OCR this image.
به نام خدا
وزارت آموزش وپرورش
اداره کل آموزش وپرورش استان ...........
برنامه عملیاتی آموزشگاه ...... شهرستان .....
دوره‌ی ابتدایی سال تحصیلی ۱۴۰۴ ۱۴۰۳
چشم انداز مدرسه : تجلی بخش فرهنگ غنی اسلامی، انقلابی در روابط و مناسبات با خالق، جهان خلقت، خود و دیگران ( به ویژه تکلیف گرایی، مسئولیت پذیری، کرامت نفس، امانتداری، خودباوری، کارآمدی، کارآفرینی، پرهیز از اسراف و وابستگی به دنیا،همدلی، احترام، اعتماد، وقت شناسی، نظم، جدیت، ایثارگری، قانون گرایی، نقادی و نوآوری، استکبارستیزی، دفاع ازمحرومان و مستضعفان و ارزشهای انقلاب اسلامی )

*EXERCISE DESCRIPTION*
Select every line above that contains the word "وپرورش", and copy it.

*SOLUTION BELOW*
وزارت آموزش وپرورش
اداره کل آموزش وپرورش استان ...........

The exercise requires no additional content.